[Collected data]
──────────

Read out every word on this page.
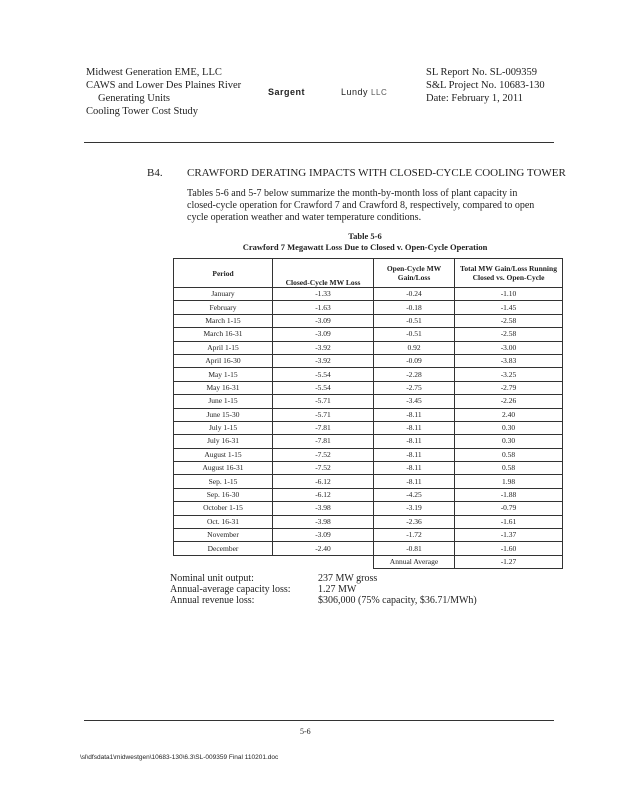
Midwest Generation EME, LLC
CAWS and Lower Des Plaines River
Generating Units
Cooling Tower Cost Study
Sargent	Lundy LLC
SL Report No. SL-009359
S&L Project No. 10683-130
Date: February 1, 2011
B4. CRAWFORD DERATING IMPACTS WITH CLOSED-CYCLE COOLING TOWER
Tables 5-6 and 5-7 below summarize the month-by-month loss of plant capacity in closed-cycle operation for Crawford 7 and Crawford 8, respectively, compared to open cycle operation weather and water temperature conditions.
Table 5-6
Crawford 7 Megawatt Loss Due to Closed v. Open-Cycle Operation
Period	Closed-Cycle MW Loss	Open-Cycle MW Gain/Loss	Total MW Gain/Loss Running Closed vs. Open-Cycle
January	-1.33	-0.24	-1.10
February	-1.63	-0.18	-1.45
March 1-15	-3.09	-0.51	-2.58
March 16-31	-3.09	-0.51	-2.58
April 1-15	-3.92	0.92	-3.00
April 16-30	-3.92	-0.09	-3.83
May 1-15	-5.54	-2.28	-3.25
May 16-31	-5.54	-2.75	-2.79
June 1-15	-5.71	-3.45	-2.26
June 15-30	-5.71	-8.11	2.40
July 1-15	-7.81	-8.11	0.30
July 16-31	-7.81	-8.11	0.30
August 1-15	-7.52	-8.11	0.58
August 16-31	-7.52	-8.11	0.58
Sep. 1-15	-6.12	-8.11	1.98
Sep. 16-30	-6.12	-4.25	-1.88
October 1-15	-3.98	-3.19	-0.79
Oct. 16-31	-3.98	-2.36	-1.61
November	-3.09	-1.72	-1.37
December	-2.40	-0.81	-1.60
		Annual Average	-1.27
Nominal unit output:	237 MW gross
Annual-average capacity loss:	1.27 MW
Annual revenue loss:	$306,000 (75% capacity, $36.71/MWh)
5-6
\sl\dfsdata1\midwestgen\10683-130\6.3\SL-009359 Final 110201.doc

──────────

Go through the entries above and print each one exactly, minus the pictures.

Read out every word on this page.
Midwest Generation EME, LLC
CAWS and Lower Des Plaines River
Generating Units
Cooling Tower Cost Study
Sargent	Lundy LLC
SL Report No. SL-009359
S&L Project No. 10683-130
Date: February 1, 2011
B4. CRAWFORD DERATING IMPACTS WITH CLOSED-CYCLE COOLING TOWER
Tables 5-6 and 5-7 below summarize the month-by-month loss of plant capacity in closed-cycle operation for Crawford 7 and Crawford 8, respectively, compared to open cycle operation weather and water temperature conditions.
Table 5-6
Crawford 7 Megawatt Loss Due to Closed v. Open-Cycle Operation
Period	Closed-Cycle MW Loss	Open-Cycle MW Gain/Loss	Total MW Gain/Loss Running Closed vs. Open-Cycle
January	-1.33	-0.24	-1.10
February	-1.63	-0.18	-1.45
March 1-15	-3.09	-0.51	-2.58
March 16-31	-3.09	-0.51	-2.58
April 1-15	-3.92	0.92	-3.00
April 16-30	-3.92	-0.09	-3.83
May 1-15	-5.54	-2.28	-3.25
May 16-31	-5.54	-2.75	-2.79
June 1-15	-5.71	-3.45	-2.26
June 15-30	-5.71	-8.11	2.40
July 1-15	-7.81	-8.11	0.30
July 16-31	-7.81	-8.11	0.30
August 1-15	-7.52	-8.11	0.58
August 16-31	-7.52	-8.11	0.58
Sep. 1-15	-6.12	-8.11	1.98
Sep. 16-30	-6.12	-4.25	-1.88
October 1-15	-3.98	-3.19	-0.79
Oct. 16-31	-3.98	-2.36	-1.61
November	-3.09	-1.72	-1.37
December	-2.40	-0.81	-1.60
		Annual Average	-1.27
Nominal unit output:	237 MW gross
Annual-average capacity loss:	1.27 MW
Annual revenue loss:	$306,000 (75% capacity, $36.71/MWh)
5-6
\sl\dfsdata1\midwestgen\10683-130\6.3\SL-009359 Final 110201.doc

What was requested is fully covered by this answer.